## Start Data provided

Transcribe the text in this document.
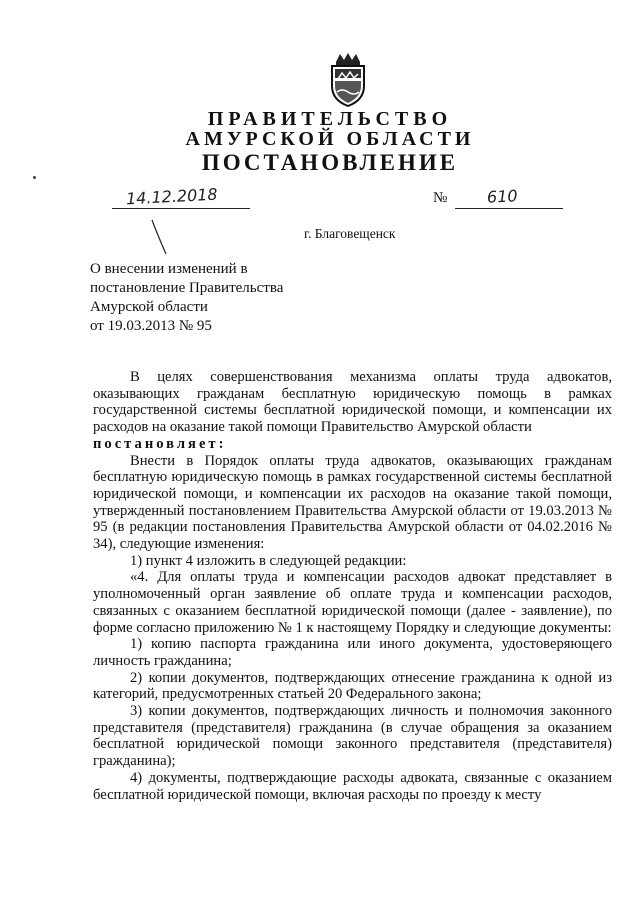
ПРАВИТЕЛЬСТВО
АМУРСКОЙ ОБЛАСТИ
ПОСТАНОВЛЕНИЕ
14.12.2018	№ 610
г. Благовещенск
О внесении изменений в
постановление Правительства
Амурской области
от 19.03.2013 № 95

В целях совершенствования механизма оплаты труда адвокатов, оказывающих гражданам бесплатную юридическую помощь в рамках государственной системы бесплатной юридической помощи, и компенсации их расходов на оказание такой помощи Правительство Амурской области

постановляет:

Внести в Порядок оплаты труда адвокатов, оказывающих гражданам бесплатную юридическую помощь в рамках государственной системы бесплатной юридической помощи, и компенсации их расходов на оказание такой помощи, утвержденный постановлением Правительства Амурской области от 19.03.2013 № 95 (в редакции постановления Правительства Амурской области от 04.02.2016 № 34), следующие изменения:

1) пункт 4 изложить в следующей редакции:

«4. Для оплаты труда и компенсации расходов адвокат представляет в уполномоченный орган заявление об оплате труда и компенсации расходов, связанных с оказанием бесплатной юридической помощи (далее - заявление), по форме согласно приложению № 1 к настоящему Порядку и следующие документы:

1) копию паспорта гражданина или иного документа, удостоверяющего личность гражданина;

2) копии документов, подтверждающих отнесение гражданина к одной из категорий, предусмотренных статьей 20 Федерального закона;

3) копии документов, подтверждающих личность и полномочия законного представителя (представителя) гражданина (в случае обращения за оказанием бесплатной юридической помощи законного представителя (представителя) гражданина);

4) документы, подтверждающие расходы адвоката, связанные с оказанием бесплатной юридической помощи, включая расходы по проезду к месту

## End Data provided

* Task directions *
Transcribe the complete set of entries verbatim. No pictures belong in the copy.

* Response for this exercise *
Transcribe the text in this document.
ПРАВИТЕЛЬСТВО
АМУРСКОЙ ОБЛАСТИ
ПОСТАНОВЛЕНИЕ
14.12.2018	№ 610
г. Благовещенск
О внесении изменений в
постановление Правительства
Амурской области
от 19.03.2013 № 95

В целях совершенствования механизма оплаты труда адвокатов, оказывающих гражданам бесплатную юридическую помощь в рамках государственной системы бесплатной юридической помощи, и компенсации их расходов на оказание такой помощи Правительство Амурской области

постановляет:

Внести в Порядок оплаты труда адвокатов, оказывающих гражданам бесплатную юридическую помощь в рамках государственной системы бесплатной юридической помощи, и компенсации их расходов на оказание такой помощи, утвержденный постановлением Правительства Амурской области от 19.03.2013 № 95 (в редакции постановления Правительства Амурской области от 04.02.2016 № 34), следующие изменения:

1) пункт 4 изложить в следующей редакции:

«4. Для оплаты труда и компенсации расходов адвокат представляет в уполномоченный орган заявление об оплате труда и компенсации расходов, связанных с оказанием бесплатной юридической помощи (далее - заявление), по форме согласно приложению № 1 к настоящему Порядку и следующие документы:

1) копию паспорта гражданина или иного документа, удостоверяющего личность гражданина;

2) копии документов, подтверждающих отнесение гражданина к одной из категорий, предусмотренных статьей 20 Федерального закона;

3) копии документов, подтверждающих личность и полномочия законного представителя (представителя) гражданина (в случае обращения за оказанием бесплатной юридической помощи законного представителя (представителя) гражданина);

4) документы, подтверждающие расходы адвоката, связанные с оказанием бесплатной юридической помощи, включая расходы по проезду к месту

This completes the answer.